[Stored entries]

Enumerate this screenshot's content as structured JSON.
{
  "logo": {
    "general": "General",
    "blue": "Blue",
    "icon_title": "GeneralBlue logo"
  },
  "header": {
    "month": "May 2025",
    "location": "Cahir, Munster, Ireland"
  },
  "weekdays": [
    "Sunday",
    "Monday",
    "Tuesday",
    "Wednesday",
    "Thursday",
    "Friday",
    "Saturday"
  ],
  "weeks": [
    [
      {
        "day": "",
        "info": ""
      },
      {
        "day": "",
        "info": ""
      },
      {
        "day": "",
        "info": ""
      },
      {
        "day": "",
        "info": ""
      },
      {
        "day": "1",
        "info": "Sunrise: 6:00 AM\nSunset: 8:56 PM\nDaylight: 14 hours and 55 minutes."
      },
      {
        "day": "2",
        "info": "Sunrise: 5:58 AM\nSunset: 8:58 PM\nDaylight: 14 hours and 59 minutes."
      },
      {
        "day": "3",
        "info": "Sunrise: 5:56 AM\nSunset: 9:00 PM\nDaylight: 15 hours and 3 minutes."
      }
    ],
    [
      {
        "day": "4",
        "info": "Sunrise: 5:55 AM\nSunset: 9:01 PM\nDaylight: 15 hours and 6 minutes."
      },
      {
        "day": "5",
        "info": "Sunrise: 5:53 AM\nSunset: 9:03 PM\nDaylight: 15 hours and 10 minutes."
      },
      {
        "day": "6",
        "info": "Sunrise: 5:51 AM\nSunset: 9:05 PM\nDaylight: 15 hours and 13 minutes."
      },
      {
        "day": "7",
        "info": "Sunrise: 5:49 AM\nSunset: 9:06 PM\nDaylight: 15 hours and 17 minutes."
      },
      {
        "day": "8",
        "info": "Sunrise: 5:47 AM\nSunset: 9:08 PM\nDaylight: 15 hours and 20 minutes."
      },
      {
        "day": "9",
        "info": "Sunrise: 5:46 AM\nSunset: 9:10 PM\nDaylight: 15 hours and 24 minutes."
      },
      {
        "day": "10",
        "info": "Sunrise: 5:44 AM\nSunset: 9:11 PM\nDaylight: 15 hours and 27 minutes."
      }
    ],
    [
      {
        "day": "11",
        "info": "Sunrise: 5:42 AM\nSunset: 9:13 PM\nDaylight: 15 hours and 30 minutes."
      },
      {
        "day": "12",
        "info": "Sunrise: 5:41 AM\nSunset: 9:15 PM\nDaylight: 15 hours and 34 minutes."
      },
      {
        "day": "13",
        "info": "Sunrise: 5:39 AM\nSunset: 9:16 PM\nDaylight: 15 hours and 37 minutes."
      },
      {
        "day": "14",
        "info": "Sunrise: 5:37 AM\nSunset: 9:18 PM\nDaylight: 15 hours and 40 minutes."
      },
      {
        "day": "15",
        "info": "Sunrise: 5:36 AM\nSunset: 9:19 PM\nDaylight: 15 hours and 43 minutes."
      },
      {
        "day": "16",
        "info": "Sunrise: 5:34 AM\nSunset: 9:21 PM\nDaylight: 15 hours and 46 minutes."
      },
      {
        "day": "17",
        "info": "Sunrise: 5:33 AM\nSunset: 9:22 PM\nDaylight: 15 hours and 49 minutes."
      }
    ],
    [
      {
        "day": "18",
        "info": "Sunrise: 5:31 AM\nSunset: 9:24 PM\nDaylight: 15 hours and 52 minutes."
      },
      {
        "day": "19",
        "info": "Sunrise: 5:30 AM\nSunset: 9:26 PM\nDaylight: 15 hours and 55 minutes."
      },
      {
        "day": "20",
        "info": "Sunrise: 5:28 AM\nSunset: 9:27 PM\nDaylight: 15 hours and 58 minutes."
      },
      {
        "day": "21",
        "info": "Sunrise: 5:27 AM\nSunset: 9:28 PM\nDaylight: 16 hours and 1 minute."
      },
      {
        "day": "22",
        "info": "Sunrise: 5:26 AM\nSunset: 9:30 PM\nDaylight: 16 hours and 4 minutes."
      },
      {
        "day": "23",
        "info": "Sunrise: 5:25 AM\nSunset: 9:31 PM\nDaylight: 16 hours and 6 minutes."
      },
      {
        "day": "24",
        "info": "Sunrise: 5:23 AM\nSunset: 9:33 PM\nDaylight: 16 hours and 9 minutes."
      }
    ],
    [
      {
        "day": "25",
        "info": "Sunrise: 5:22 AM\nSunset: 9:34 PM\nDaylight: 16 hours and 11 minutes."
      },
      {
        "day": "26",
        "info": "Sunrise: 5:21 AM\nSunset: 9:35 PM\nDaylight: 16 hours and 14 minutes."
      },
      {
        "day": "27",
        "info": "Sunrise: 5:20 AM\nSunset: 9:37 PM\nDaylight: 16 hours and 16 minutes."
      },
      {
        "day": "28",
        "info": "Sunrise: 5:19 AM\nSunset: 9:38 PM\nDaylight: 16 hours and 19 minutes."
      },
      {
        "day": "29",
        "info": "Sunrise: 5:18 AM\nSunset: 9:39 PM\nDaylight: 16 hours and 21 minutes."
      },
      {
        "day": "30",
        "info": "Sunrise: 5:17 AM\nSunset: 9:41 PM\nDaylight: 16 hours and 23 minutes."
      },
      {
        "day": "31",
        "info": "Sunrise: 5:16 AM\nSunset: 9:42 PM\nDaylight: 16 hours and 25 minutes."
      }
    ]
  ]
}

■ **TO DO**: Restate the listing above word for word.

■ **SOLUTION TO THE EXERCISE**:
Enumerate this screenshot's content as structured JSON.
{
  "logo": {
    "general": "General",
    "blue": "Blue",
    "icon_title": "GeneralBlue logo"
  },
  "header": {
    "month": "May 2025",
    "location": "Cahir, Munster, Ireland"
  },
  "weekdays": [
    "Sunday",
    "Monday",
    "Tuesday",
    "Wednesday",
    "Thursday",
    "Friday",
    "Saturday"
  ],
  "weeks": [
    [
      {
        "day": "",
        "info": ""
      },
      {
        "day": "",
        "info": ""
      },
      {
        "day": "",
        "info": ""
      },
      {
        "day": "",
        "info": ""
      },
      {
        "day": "1",
        "info": "Sunrise: 6:00 AM\nSunset: 8:56 PM\nDaylight: 14 hours and 55 minutes."
      },
      {
        "day": "2",
        "info": "Sunrise: 5:58 AM\nSunset: 8:58 PM\nDaylight: 14 hours and 59 minutes."
      },
      {
        "day": "3",
        "info": "Sunrise: 5:56 AM\nSunset: 9:00 PM\nDaylight: 15 hours and 3 minutes."
      }
    ],
    [
      {
        "day": "4",
        "info": "Sunrise: 5:55 AM\nSunset: 9:01 PM\nDaylight: 15 hours and 6 minutes."
      },
      {
        "day": "5",
        "info": "Sunrise: 5:53 AM\nSunset: 9:03 PM\nDaylight: 15 hours and 10 minutes."
      },
      {
        "day": "6",
        "info": "Sunrise: 5:51 AM\nSunset: 9:05 PM\nDaylight: 15 hours and 13 minutes."
      },
      {
        "day": "7",
        "info": "Sunrise: 5:49 AM\nSunset: 9:06 PM\nDaylight: 15 hours and 17 minutes."
      },
      {
        "day": "8",
        "info": "Sunrise: 5:47 AM\nSunset: 9:08 PM\nDaylight: 15 hours and 20 minutes."
      },
      {
        "day": "9",
        "info": "Sunrise: 5:46 AM\nSunset: 9:10 PM\nDaylight: 15 hours and 24 minutes."
      },
      {
        "day": "10",
        "info": "Sunrise: 5:44 AM\nSunset: 9:11 PM\nDaylight: 15 hours and 27 minutes."
      }
    ],
    [
      {
        "day": "11",
        "info": "Sunrise: 5:42 AM\nSunset: 9:13 PM\nDaylight: 15 hours and 30 minutes."
      },
      {
        "day": "12",
        "info": "Sunrise: 5:41 AM\nSunset: 9:15 PM\nDaylight: 15 hours and 34 minutes."
      },
      {
        "day": "13",
        "info": "Sunrise: 5:39 AM\nSunset: 9:16 PM\nDaylight: 15 hours and 37 minutes."
      },
      {
        "day": "14",
        "info": "Sunrise: 5:37 AM\nSunset: 9:18 PM\nDaylight: 15 hours and 40 minutes."
      },
      {
        "day": "15",
        "info": "Sunrise: 5:36 AM\nSunset: 9:19 PM\nDaylight: 15 hours and 43 minutes."
      },
      {
        "day": "16",
        "info": "Sunrise: 5:34 AM\nSunset: 9:21 PM\nDaylight: 15 hours and 46 minutes."
      },
      {
        "day": "17",
        "info": "Sunrise: 5:33 AM\nSunset: 9:22 PM\nDaylight: 15 hours and 49 minutes."
      }
    ],
    [
      {
        "day": "18",
        "info": "Sunrise: 5:31 AM\nSunset: 9:24 PM\nDaylight: 15 hours and 52 minutes."
      },
      {
        "day": "19",
        "info": "Sunrise: 5:30 AM\nSunset: 9:26 PM\nDaylight: 15 hours and 55 minutes."
      },
      {
        "day": "20",
        "info": "Sunrise: 5:28 AM\nSunset: 9:27 PM\nDaylight: 15 hours and 58 minutes."
      },
      {
        "day": "21",
        "info": "Sunrise: 5:27 AM\nSunset: 9:28 PM\nDaylight: 16 hours and 1 minute."
      },
      {
        "day": "22",
        "info": "Sunrise: 5:26 AM\nSunset: 9:30 PM\nDaylight: 16 hours and 4 minutes."
      },
      {
        "day": "23",
        "info": "Sunrise: 5:25 AM\nSunset: 9:31 PM\nDaylight: 16 hours and 6 minutes."
      },
      {
        "day": "24",
        "info": "Sunrise: 5:23 AM\nSunset: 9:33 PM\nDaylight: 16 hours and 9 minutes."
      }
    ],
    [
      {
        "day": "25",
        "info": "Sunrise: 5:22 AM\nSunset: 9:34 PM\nDaylight: 16 hours and 11 minutes."
      },
      {
        "day": "26",
        "info": "Sunrise: 5:21 AM\nSunset: 9:35 PM\nDaylight: 16 hours and 14 minutes."
      },
      {
        "day": "27",
        "info": "Sunrise: 5:20 AM\nSunset: 9:37 PM\nDaylight: 16 hours and 16 minutes."
      },
      {
        "day": "28",
        "info": "Sunrise: 5:19 AM\nSunset: 9:38 PM\nDaylight: 16 hours and 19 minutes."
      },
      {
        "day": "29",
        "info": "Sunrise: 5:18 AM\nSunset: 9:39 PM\nDaylight: 16 hours and 21 minutes."
      },
      {
        "day": "30",
        "info": "Sunrise: 5:17 AM\nSunset: 9:41 PM\nDaylight: 16 hours and 23 minutes."
      },
      {
        "day": "31",
        "info": "Sunrise: 5:16 AM\nSunset: 9:42 PM\nDaylight: 16 hours and 25 minutes."
      }
    ]
  ]
}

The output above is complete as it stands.